## Instruction
Write out each line in which the string "Output" is present.

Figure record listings
---*---

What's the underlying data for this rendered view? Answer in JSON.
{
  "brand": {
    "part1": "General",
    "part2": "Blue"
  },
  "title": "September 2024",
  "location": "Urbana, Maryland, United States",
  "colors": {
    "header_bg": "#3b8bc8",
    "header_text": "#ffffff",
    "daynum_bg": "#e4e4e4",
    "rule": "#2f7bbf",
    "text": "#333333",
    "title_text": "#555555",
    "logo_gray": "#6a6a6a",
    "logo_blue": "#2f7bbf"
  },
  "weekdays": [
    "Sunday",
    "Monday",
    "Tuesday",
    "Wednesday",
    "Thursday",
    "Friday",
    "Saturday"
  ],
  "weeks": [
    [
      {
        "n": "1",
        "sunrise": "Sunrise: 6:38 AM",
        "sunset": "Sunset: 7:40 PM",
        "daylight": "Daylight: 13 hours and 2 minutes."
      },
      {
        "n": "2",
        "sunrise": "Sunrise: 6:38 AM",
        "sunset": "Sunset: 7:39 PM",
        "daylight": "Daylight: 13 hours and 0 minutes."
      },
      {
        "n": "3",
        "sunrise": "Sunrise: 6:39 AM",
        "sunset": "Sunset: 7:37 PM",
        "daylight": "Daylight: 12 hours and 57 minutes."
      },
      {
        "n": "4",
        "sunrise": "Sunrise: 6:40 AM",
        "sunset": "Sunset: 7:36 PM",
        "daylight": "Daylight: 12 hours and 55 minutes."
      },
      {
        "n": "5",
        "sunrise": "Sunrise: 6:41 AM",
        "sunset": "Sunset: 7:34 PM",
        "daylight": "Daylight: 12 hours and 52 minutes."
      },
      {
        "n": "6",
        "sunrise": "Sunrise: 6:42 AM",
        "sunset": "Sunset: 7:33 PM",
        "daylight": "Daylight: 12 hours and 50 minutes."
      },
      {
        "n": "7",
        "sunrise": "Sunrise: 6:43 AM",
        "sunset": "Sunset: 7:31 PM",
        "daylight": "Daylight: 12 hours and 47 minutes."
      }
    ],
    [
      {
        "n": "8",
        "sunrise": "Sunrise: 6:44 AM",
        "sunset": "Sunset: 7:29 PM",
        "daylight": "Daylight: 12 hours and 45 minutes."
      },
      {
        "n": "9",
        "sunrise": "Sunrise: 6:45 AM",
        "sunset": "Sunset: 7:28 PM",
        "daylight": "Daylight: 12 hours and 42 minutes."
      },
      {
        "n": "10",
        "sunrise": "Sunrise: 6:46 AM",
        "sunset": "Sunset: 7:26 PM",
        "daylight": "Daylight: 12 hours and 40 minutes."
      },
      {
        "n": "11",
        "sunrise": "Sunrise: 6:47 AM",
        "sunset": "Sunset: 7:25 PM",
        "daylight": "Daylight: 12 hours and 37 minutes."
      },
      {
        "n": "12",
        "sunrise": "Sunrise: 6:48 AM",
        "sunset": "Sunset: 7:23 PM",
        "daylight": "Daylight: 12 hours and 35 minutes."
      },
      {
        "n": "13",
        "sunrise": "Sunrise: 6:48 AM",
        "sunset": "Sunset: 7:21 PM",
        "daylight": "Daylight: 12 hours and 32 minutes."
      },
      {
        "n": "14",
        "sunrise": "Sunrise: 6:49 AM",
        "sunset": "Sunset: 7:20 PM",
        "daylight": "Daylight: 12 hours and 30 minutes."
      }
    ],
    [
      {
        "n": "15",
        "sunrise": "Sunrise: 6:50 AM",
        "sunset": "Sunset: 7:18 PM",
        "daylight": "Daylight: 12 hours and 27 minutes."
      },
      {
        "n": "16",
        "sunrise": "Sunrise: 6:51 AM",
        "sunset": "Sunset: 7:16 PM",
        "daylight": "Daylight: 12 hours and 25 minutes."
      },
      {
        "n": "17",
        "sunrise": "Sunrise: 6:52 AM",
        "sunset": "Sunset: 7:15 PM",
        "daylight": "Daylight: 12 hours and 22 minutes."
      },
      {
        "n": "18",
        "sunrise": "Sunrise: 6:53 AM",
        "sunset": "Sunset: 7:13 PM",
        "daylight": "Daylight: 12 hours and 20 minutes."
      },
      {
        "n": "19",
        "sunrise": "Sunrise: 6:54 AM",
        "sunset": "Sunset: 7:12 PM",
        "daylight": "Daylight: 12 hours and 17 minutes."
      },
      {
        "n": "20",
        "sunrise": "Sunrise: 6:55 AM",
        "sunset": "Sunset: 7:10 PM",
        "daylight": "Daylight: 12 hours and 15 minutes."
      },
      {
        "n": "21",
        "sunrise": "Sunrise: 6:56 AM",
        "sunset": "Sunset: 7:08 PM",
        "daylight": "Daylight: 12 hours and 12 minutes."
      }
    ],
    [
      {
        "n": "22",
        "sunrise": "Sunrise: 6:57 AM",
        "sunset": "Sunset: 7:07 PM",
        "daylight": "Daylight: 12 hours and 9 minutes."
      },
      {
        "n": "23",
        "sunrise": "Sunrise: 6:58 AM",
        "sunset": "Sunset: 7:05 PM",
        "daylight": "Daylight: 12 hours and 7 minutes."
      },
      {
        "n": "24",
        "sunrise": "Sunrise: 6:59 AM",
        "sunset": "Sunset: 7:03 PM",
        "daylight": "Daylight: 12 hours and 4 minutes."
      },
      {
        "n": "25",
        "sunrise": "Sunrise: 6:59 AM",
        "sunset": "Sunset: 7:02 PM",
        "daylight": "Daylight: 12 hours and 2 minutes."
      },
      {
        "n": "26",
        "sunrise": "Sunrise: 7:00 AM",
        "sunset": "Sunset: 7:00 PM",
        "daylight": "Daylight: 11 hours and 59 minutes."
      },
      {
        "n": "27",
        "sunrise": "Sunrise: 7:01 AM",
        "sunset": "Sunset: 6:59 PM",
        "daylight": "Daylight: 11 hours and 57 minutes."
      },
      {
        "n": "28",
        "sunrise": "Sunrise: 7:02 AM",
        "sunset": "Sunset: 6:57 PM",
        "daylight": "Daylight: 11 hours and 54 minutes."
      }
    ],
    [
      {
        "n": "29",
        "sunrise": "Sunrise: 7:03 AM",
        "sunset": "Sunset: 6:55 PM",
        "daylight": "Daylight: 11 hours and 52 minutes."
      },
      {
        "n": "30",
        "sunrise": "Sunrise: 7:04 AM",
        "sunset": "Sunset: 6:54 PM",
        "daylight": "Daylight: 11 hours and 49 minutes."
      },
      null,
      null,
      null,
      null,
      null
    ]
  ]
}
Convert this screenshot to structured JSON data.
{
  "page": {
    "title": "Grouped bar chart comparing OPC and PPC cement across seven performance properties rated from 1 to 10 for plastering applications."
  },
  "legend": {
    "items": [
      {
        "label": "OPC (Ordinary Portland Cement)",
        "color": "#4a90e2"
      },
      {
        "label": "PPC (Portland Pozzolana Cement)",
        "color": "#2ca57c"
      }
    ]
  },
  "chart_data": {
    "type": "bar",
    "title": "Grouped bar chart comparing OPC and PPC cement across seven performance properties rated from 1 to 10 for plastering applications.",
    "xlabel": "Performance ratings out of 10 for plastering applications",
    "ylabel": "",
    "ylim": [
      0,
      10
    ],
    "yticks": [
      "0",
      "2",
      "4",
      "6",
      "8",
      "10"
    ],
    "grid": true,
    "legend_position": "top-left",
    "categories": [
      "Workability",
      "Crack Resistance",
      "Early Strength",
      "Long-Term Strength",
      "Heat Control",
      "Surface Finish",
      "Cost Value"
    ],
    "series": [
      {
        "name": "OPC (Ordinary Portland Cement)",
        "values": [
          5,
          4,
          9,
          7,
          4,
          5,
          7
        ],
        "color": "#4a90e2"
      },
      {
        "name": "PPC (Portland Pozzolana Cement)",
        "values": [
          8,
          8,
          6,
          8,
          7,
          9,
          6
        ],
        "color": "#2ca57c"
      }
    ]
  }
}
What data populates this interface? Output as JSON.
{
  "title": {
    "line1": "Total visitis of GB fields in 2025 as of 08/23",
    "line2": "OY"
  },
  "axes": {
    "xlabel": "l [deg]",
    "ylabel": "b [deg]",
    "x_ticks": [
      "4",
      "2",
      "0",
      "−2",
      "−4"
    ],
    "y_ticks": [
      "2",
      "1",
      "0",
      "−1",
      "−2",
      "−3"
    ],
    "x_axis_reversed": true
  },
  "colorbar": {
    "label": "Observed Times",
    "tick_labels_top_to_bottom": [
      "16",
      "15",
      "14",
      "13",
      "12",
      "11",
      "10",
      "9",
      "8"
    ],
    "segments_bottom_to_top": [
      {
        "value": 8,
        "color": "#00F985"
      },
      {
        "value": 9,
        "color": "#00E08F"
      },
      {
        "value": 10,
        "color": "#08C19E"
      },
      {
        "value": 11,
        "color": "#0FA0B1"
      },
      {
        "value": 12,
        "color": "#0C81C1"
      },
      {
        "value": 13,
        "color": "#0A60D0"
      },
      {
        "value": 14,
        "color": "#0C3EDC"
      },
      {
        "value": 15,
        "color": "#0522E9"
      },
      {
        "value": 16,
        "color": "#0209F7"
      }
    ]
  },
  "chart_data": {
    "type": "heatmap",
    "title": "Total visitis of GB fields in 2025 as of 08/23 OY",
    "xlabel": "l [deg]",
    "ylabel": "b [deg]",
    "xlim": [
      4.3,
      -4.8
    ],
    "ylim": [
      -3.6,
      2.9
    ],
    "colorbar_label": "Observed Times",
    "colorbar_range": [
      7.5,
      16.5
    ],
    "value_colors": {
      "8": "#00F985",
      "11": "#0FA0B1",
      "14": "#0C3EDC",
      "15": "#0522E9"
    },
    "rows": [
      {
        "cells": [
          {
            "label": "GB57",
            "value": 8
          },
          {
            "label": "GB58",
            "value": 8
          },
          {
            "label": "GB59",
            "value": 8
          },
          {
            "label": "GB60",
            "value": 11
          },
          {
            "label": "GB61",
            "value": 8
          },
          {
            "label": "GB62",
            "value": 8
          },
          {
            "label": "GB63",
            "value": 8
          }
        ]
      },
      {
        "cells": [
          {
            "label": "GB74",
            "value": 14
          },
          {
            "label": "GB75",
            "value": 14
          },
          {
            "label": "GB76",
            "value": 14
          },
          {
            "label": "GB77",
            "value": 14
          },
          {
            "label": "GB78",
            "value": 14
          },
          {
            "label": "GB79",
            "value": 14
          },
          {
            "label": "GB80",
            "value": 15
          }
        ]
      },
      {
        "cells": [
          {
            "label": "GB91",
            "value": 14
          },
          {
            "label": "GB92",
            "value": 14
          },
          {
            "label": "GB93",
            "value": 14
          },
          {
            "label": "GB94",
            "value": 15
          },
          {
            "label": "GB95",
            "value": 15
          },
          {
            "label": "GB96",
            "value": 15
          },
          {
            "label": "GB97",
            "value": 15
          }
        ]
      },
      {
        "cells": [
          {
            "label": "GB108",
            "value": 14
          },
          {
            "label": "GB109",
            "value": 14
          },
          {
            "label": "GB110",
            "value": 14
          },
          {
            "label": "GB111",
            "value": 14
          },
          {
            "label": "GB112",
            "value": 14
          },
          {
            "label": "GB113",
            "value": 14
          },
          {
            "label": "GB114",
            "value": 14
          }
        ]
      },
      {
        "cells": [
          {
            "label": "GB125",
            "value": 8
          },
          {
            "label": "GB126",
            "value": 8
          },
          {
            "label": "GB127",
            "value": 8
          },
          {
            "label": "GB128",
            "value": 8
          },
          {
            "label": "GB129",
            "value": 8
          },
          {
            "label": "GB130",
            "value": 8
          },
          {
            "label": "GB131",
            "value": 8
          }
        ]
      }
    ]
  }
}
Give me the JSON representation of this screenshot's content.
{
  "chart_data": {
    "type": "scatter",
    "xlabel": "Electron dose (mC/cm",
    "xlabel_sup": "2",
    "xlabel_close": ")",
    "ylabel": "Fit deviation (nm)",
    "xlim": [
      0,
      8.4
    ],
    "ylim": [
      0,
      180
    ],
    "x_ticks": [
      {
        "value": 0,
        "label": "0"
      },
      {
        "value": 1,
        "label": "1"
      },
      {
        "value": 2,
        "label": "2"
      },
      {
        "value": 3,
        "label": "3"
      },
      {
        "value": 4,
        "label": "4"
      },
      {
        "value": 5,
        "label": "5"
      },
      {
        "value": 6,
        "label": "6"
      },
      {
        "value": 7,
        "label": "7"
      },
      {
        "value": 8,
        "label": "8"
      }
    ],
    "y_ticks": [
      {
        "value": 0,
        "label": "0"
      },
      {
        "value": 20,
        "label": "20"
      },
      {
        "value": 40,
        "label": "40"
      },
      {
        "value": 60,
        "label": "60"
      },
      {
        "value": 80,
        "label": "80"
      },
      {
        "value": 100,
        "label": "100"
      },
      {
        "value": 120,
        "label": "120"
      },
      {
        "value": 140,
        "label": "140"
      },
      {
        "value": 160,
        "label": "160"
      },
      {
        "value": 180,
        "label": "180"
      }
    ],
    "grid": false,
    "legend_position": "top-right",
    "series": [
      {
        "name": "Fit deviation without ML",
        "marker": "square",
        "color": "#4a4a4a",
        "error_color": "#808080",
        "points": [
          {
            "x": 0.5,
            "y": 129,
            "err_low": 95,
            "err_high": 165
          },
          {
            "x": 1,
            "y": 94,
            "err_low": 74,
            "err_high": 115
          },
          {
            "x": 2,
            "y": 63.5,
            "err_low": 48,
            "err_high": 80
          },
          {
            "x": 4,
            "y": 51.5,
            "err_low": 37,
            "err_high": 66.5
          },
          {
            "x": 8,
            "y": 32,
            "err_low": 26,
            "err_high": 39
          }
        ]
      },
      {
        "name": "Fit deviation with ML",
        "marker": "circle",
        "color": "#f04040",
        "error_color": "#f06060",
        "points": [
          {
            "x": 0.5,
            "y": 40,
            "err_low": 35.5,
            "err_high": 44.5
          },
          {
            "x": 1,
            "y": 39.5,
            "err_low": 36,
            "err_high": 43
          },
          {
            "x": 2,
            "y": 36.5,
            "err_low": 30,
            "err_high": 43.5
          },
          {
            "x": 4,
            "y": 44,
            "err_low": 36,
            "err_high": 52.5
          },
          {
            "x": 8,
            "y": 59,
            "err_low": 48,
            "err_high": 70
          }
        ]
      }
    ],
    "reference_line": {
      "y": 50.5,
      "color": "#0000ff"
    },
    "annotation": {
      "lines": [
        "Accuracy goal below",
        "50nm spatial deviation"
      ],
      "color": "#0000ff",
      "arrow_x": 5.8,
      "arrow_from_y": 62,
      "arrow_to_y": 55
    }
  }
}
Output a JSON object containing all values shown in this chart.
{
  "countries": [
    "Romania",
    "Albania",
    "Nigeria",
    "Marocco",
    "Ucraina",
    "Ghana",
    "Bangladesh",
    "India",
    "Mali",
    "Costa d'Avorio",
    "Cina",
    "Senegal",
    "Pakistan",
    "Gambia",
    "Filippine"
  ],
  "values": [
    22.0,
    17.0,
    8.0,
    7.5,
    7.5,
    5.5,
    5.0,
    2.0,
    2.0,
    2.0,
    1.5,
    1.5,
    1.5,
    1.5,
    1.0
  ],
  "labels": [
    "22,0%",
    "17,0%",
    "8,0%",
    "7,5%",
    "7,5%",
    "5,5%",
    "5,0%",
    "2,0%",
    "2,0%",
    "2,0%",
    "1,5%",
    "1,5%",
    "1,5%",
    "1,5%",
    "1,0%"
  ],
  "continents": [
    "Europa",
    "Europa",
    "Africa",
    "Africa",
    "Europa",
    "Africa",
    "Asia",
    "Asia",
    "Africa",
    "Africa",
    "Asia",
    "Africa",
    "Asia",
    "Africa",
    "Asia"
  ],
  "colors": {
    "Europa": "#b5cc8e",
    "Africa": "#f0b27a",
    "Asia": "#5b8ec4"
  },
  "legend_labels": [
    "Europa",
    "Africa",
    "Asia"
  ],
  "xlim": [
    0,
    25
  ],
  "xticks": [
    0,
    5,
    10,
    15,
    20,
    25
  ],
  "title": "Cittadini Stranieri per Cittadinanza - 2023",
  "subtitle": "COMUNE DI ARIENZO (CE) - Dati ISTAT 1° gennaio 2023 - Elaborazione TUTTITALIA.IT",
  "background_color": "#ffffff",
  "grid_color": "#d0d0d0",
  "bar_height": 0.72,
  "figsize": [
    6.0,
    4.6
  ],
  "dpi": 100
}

---*---

## Result for this task
What data populates this interface? Output as JSON.
Output a JSON object containing all values shown in this chart.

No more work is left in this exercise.